#### [Problem requirements]
Pull every line holding the string "page" from the records below.

#### [Given data]
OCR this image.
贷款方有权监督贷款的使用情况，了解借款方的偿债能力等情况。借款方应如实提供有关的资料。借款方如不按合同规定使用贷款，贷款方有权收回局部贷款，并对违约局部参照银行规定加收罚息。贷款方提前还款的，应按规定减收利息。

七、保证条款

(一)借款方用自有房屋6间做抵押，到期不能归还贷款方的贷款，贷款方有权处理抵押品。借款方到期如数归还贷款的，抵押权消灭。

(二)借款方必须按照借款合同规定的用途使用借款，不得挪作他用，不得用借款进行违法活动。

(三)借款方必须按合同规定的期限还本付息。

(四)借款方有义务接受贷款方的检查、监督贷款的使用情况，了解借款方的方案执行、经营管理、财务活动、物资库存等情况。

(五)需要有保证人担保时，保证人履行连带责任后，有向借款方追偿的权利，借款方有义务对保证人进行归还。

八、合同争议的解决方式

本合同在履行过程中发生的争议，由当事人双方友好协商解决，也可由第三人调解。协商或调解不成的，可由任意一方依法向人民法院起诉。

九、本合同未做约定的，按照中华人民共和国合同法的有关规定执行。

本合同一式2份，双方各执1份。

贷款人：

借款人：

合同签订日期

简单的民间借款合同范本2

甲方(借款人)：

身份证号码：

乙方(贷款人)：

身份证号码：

==

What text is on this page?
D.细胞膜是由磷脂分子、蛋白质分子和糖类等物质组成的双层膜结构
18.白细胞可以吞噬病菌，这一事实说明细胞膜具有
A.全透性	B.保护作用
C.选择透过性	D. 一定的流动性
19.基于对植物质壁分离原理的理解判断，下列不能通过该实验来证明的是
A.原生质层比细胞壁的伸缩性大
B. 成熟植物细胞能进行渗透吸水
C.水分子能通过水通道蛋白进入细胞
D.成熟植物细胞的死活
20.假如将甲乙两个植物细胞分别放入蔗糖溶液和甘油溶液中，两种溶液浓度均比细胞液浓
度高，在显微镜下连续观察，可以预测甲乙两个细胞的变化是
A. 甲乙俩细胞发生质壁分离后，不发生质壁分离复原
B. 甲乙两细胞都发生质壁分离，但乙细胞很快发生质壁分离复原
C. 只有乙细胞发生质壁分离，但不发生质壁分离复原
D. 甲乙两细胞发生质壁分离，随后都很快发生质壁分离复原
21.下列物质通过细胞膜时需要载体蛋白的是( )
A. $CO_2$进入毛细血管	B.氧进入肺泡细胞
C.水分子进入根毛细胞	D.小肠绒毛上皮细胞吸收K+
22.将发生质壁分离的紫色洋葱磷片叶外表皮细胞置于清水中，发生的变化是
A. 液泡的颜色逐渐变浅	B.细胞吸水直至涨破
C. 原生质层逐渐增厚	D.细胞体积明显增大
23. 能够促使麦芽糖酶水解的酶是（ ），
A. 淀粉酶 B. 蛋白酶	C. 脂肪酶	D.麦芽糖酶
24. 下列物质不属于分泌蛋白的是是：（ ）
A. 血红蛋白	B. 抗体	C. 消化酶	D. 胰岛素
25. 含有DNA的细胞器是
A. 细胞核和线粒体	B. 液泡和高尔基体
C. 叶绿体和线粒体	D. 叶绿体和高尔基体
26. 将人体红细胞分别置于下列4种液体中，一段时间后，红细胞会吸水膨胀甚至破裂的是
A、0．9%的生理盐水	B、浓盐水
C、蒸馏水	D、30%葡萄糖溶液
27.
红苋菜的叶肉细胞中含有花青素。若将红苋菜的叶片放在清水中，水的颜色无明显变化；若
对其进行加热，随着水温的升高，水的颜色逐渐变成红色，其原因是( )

==

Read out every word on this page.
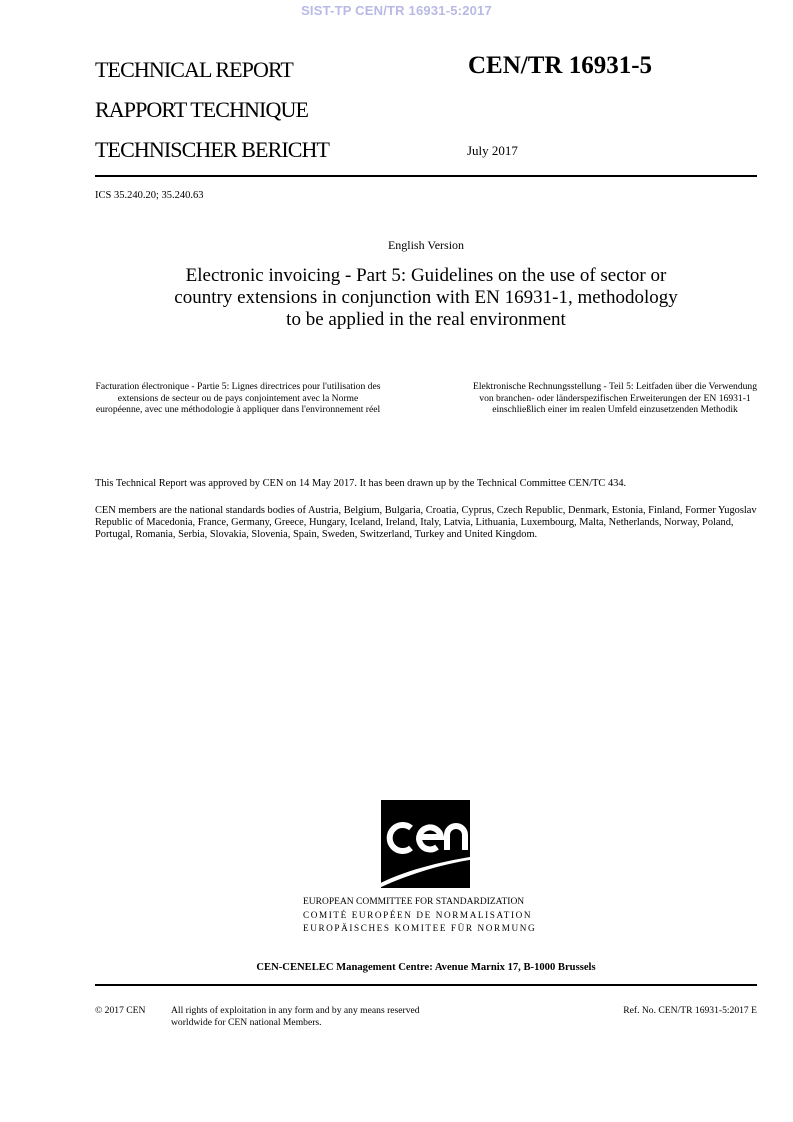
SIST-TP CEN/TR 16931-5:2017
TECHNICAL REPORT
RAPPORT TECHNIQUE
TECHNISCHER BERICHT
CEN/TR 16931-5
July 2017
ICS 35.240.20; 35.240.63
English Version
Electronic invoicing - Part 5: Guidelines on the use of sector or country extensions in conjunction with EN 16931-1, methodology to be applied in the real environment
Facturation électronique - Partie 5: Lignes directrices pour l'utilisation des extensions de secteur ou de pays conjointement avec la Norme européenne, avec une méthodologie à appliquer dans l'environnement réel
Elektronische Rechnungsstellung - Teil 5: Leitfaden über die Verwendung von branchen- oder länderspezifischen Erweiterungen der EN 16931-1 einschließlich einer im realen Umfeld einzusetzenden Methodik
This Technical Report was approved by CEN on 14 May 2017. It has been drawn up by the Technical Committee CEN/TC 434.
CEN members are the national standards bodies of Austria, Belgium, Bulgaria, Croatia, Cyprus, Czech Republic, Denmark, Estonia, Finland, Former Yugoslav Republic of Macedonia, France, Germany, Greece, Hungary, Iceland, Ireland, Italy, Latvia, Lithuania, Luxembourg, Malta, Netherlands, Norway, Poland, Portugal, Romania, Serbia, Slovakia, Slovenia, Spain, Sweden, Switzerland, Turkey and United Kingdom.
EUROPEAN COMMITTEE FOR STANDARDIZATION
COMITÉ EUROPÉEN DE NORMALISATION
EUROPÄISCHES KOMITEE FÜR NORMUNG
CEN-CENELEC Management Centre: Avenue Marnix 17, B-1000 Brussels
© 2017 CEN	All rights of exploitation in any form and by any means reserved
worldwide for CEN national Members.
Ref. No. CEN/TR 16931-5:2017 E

#### [Result of this task]
What text is on this page?
Read out every word on this page.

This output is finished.